> _Data excerpts_:

◇ ◇ ◇ ◇ ◇

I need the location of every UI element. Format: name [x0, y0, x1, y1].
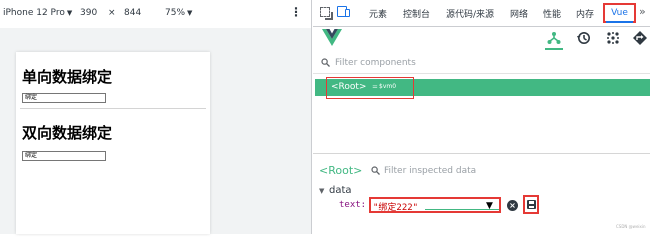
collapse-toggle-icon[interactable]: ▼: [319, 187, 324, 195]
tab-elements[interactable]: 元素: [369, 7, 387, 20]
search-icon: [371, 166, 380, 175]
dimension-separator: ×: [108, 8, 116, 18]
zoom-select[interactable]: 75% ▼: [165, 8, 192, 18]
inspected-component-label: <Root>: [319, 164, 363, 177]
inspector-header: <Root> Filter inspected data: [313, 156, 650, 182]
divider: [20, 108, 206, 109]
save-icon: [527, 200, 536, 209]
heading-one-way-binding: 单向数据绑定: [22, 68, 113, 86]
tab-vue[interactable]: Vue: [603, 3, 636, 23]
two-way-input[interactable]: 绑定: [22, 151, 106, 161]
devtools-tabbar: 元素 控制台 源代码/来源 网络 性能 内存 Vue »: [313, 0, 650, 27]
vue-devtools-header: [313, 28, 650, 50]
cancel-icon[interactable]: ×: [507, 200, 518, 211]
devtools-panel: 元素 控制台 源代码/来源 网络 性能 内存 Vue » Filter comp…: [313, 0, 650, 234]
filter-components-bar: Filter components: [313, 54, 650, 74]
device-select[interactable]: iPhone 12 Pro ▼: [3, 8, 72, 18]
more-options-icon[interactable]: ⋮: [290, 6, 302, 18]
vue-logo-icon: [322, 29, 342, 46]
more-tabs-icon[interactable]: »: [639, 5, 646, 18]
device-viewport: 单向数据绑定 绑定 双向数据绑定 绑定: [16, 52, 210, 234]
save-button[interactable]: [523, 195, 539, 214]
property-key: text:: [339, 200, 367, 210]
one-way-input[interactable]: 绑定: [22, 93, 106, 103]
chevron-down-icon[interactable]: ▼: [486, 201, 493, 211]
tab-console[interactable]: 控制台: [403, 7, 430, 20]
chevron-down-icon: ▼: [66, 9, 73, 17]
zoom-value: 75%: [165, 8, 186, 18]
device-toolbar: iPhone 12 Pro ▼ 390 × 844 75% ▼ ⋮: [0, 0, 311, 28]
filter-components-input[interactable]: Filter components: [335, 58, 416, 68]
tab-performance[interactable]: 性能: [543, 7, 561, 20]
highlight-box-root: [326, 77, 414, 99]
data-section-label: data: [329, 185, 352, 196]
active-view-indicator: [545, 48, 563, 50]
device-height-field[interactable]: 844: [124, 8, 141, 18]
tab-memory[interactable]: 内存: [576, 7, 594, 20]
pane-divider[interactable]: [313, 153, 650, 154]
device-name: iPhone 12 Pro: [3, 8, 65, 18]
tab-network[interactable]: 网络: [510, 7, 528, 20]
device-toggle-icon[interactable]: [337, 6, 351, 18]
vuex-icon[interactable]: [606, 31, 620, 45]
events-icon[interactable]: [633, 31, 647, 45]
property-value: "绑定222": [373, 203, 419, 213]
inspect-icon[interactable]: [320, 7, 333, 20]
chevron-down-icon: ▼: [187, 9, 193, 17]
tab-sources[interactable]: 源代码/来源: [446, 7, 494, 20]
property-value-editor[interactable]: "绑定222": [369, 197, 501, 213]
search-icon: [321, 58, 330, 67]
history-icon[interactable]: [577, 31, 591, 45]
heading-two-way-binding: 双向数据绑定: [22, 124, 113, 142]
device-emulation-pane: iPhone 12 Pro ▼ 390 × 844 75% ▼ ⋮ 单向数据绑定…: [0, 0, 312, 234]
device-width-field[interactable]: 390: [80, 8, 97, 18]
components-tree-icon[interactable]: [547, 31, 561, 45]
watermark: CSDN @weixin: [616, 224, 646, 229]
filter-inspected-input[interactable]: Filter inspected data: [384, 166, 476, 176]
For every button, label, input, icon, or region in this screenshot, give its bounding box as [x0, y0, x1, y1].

◇ ◇ ◇ ◇ ◇

> _Work instructions_:
Present every line of the entries above as a Markdown table with the columns Row and Text, giving each line a row number and leaving out blank lines and pictures.

> _Result below_:
| Row | Text |
|---|---|
| 1 | I need the location of every UI element. Format: name [x0, y0, x1, y1]. |
| 2 | collapse-toggle-icon[interactable]: ▼: [319, 187, 324, 195] |
| 3 | tab-elements[interactable]: 元素: [369, 7, 387, 20] |
| 4 | search-icon: [371, 166, 380, 175] |
| 5 | dimension-separator: ×: [108, 8, 116, 18] |
| 6 | zoom-select[interactable]: 75% ▼: [165, 8, 192, 18] |
| 7 | inspected-component-label: <Root>: [319, 164, 363, 177] |
| 8 | inspector-header: <Root> Filter inspected data: [313, 156, 650, 182] |
| 9 | divider: [20, 108, 206, 109] |
| 10 | save-icon: [527, 200, 536, 209] |
| 11 | heading-one-way-binding: 单向数据绑定: [22, 68, 113, 86] |
| 12 | tab-vue[interactable]: Vue: [603, 3, 636, 23] |
| 13 | two-way-input[interactable]: 绑定: [22, 151, 106, 161] |
| 14 | devtools-tabbar: 元素 控制台 源代码/来源 网络 性能 内存 Vue »: [313, 0, 650, 27] |
| 15 | vue-devtools-header: [313, 28, 650, 50] |
| 16 | cancel-icon[interactable]: ×: [507, 200, 518, 211] |
| 17 | devtools-panel: 元素 控制台 源代码/来源 网络 性能 内存 Vue » Filter comp…: [313, 0, 650, 234] |
| 18 | filter-components-bar: Filter components: [313, 54, 650, 74] |
| 19 | device-select[interactable]: iPhone 12 Pro ▼: [3, 8, 72, 18] |
| 20 | more-options-icon[interactable]: ⋮: [290, 6, 302, 18] |
| 21 | vue-logo-icon: [322, 29, 342, 46] |
| 22 | more-tabs-icon[interactable]: »: [639, 5, 646, 18] |
| 23 | device-viewport: 单向数据绑定 绑定 双向数据绑定 绑定: [16, 52, 210, 234] |
| 24 | save-button[interactable]: [523, 195, 539, 214] |
| 25 | property-key: text:: [339, 200, 367, 210] |
| 26 | one-way-input[interactable]: 绑定: [22, 93, 106, 103] |
| 27 | chevron-down-icon[interactable]: ▼: [486, 201, 493, 211] |
| 28 | tab-console[interactable]: 控制台: [403, 7, 430, 20] |
| 29 | chevron-down-icon: ▼: [66, 9, 73, 17] |
| 30 | zoom-value: 75%: [165, 8, 186, 18] |
| 31 | device-toolbar: iPhone 12 Pro ▼ 390 × 844 75% ▼ ⋮: [0, 0, 311, 28] |
| 32 | filter-components-input[interactable]: Filter components: [335, 58, 416, 68] |
| 33 | tab-performance[interactable]: 性能: [543, 7, 561, 20] |
| 34 | highlight-box-root: [326, 77, 414, 99] |
| 35 | data-section-label: data: [329, 185, 352, 196] |
| 36 | active-view-indicator: [545, 48, 563, 50] |
| 37 | device-height-field[interactable]: 844: [124, 8, 141, 18] |
| 38 | tab-memory[interactable]: 内存: [576, 7, 594, 20] |
| 39 | pane-divider[interactable]: [313, 153, 650, 154] |
| 40 | device-name: iPhone 12 Pro: [3, 8, 65, 18] |
| 41 | tab-network[interactable]: 网络: [510, 7, 528, 20] |
| 42 | device-toggle-icon[interactable]: [337, 6, 351, 18] |
| 43 | vuex-icon[interactable]: [606, 31, 620, 45] |
| 44 | events-icon[interactable]: [633, 31, 647, 45] |
| 45 | property-value: "绑定222": [373, 203, 419, 213] |
| 46 | inspect-icon[interactable]: [320, 7, 333, 20] |
| 47 | chevron-down-icon: ▼: [187, 9, 193, 17] |
| 48 | tab-sources[interactable]: 源代码/来源: [446, 7, 494, 20] |
| 49 | property-value-editor[interactable]: "绑定222": [369, 197, 501, 213] |
| 50 | search-icon: [321, 58, 330, 67] |
| 51 | history-icon[interactable]: [577, 31, 591, 45] |
| 52 | heading-two-way-binding: 双向数据绑定: [22, 124, 113, 142] |
| 53 | device-emulation-pane: iPhone 12 Pro ▼ 390 × 844 75% ▼ ⋮ 单向数据绑定…: [0, 0, 312, 234] |
| 54 | device-width-field[interactable]: 390: [80, 8, 97, 18] |
| 55 | components-tree-icon[interactable]: [547, 31, 561, 45] |
| 56 | watermark: CSDN @weixin: [616, 224, 646, 229] |
| 57 | filter-inspected-input[interactable]: Filter inspected data: [384, 166, 476, 176] |
| 58 | For every button, label, input, icon, or region in this screenshot, give its bounding box as [x0, y0, x1, y1]. |